■ **Record excerpts**:
--- start ---
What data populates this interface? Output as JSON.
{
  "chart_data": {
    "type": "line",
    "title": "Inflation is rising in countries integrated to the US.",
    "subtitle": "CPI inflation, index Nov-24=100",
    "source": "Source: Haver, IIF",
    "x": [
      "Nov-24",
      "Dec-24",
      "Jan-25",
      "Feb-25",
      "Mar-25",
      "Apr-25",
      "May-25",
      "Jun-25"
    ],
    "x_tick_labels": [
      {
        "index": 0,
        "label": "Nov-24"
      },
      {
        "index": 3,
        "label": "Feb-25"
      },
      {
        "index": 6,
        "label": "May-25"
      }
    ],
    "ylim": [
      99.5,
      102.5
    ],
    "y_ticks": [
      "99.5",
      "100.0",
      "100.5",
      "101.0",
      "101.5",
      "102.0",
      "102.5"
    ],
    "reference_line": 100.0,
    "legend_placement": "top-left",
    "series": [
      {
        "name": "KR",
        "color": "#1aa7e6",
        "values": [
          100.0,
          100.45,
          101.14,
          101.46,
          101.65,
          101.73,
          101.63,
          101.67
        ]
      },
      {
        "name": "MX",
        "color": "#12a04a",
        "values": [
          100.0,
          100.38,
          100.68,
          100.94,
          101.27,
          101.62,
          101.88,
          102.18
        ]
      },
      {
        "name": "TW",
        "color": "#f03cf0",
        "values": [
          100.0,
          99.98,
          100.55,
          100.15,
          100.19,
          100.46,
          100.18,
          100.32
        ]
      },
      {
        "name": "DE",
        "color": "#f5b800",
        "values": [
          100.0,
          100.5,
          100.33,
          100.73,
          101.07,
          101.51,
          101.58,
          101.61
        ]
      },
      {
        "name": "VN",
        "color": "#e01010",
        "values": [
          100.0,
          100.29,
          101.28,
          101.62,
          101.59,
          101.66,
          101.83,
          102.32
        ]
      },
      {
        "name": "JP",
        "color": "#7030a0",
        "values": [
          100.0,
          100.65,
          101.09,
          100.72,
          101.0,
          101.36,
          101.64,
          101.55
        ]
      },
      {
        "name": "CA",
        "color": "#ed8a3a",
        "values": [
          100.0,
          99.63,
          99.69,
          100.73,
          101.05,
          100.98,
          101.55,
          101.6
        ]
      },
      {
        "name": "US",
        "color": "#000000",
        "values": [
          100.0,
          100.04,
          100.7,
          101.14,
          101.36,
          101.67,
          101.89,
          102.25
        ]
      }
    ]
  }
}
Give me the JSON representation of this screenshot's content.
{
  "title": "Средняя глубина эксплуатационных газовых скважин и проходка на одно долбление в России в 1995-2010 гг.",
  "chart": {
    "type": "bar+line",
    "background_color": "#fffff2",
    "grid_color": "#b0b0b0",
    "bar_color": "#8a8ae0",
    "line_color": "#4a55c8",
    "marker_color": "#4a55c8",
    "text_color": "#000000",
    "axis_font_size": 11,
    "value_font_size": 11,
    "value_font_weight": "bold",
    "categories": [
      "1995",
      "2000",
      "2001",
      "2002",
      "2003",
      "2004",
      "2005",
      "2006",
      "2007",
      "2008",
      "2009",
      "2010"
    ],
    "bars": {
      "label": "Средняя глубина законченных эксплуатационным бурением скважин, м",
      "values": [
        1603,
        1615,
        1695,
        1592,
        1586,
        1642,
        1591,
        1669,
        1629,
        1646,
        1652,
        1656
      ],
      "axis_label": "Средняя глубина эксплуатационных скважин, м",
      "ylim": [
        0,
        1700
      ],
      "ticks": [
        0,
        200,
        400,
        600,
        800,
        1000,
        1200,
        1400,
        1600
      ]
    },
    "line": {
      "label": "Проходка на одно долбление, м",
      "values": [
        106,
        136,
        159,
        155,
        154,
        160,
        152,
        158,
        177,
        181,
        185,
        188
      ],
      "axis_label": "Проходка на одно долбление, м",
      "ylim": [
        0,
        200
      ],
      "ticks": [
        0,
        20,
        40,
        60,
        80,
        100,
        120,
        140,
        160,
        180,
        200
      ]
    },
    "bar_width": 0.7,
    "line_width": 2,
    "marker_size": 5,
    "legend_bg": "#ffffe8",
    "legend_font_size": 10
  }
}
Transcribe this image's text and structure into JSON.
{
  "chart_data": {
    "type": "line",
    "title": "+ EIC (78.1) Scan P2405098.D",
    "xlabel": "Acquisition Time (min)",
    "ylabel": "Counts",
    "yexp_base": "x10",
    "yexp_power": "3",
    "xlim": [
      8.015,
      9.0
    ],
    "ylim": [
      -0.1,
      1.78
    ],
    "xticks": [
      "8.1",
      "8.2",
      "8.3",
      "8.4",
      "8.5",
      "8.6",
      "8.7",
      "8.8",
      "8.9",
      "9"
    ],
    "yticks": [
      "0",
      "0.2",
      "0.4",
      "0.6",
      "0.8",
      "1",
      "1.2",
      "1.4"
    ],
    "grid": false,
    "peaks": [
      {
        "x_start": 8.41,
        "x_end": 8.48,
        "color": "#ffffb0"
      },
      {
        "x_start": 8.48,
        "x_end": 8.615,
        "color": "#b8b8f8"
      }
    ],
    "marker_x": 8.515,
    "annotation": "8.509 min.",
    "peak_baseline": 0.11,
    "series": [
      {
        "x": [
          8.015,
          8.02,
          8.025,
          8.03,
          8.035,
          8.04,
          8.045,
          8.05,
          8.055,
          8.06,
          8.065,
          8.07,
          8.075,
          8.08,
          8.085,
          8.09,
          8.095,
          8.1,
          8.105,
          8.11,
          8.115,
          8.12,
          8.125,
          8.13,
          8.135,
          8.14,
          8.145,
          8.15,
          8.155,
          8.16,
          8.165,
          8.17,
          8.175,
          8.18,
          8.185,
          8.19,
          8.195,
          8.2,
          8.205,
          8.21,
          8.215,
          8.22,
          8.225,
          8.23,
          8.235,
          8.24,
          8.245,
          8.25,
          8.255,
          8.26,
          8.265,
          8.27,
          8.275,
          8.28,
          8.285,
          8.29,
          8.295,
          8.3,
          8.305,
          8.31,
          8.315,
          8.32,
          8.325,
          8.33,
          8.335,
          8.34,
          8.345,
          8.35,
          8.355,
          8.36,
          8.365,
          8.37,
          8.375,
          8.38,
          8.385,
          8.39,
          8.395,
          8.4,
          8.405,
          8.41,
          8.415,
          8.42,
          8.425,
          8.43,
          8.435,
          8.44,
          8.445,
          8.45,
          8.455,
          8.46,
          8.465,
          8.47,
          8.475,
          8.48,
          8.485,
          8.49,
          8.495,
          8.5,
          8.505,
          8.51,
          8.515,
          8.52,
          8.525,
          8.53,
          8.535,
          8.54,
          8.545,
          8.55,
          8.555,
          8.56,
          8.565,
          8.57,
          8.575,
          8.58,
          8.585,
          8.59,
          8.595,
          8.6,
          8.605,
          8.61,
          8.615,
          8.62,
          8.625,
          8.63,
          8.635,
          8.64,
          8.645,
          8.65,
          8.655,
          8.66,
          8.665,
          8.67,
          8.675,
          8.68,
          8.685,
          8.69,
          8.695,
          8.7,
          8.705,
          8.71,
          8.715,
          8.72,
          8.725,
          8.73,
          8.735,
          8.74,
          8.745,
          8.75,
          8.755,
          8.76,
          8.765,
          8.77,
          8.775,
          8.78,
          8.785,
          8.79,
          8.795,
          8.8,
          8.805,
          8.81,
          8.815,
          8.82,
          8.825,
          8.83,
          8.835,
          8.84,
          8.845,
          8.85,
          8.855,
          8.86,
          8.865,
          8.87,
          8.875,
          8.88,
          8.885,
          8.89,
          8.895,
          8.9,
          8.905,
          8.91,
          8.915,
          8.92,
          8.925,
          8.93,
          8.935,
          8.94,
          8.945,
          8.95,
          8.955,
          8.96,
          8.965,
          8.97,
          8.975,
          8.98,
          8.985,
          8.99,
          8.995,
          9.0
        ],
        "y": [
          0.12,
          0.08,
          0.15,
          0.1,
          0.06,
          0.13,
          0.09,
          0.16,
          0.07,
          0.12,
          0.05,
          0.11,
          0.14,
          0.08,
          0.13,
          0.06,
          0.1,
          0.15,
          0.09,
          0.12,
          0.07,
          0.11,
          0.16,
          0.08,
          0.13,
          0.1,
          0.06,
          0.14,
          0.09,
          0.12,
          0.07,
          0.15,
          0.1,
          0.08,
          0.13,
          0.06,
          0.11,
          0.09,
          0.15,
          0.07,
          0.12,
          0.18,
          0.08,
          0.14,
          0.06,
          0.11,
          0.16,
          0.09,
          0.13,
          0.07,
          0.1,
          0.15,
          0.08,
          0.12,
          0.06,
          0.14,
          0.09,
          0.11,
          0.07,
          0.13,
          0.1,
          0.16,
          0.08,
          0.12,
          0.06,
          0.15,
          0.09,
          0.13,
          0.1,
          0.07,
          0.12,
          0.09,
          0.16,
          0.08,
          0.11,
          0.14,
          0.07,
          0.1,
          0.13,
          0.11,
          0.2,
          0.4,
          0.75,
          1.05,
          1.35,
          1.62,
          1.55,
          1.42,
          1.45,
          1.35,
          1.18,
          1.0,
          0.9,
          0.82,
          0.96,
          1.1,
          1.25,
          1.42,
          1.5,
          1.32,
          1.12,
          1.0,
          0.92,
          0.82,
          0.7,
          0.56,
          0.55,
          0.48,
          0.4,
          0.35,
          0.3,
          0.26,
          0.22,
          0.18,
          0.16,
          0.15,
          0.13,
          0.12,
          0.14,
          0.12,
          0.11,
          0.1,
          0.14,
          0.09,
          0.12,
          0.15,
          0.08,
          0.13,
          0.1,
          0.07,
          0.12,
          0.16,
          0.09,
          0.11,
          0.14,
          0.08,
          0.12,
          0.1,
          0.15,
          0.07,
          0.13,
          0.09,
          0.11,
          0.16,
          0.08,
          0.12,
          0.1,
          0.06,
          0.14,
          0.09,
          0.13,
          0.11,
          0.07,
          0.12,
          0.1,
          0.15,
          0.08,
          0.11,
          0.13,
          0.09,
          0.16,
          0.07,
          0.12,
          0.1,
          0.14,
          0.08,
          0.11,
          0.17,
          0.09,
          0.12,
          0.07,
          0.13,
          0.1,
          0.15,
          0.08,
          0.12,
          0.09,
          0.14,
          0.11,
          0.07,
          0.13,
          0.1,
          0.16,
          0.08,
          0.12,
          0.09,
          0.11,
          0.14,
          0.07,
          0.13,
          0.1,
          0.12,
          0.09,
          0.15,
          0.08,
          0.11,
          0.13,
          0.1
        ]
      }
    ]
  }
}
--- end ---
■ **Job**: Report how many lines of the preceding records include "index". Output the number only.

■ **Written reply**: 4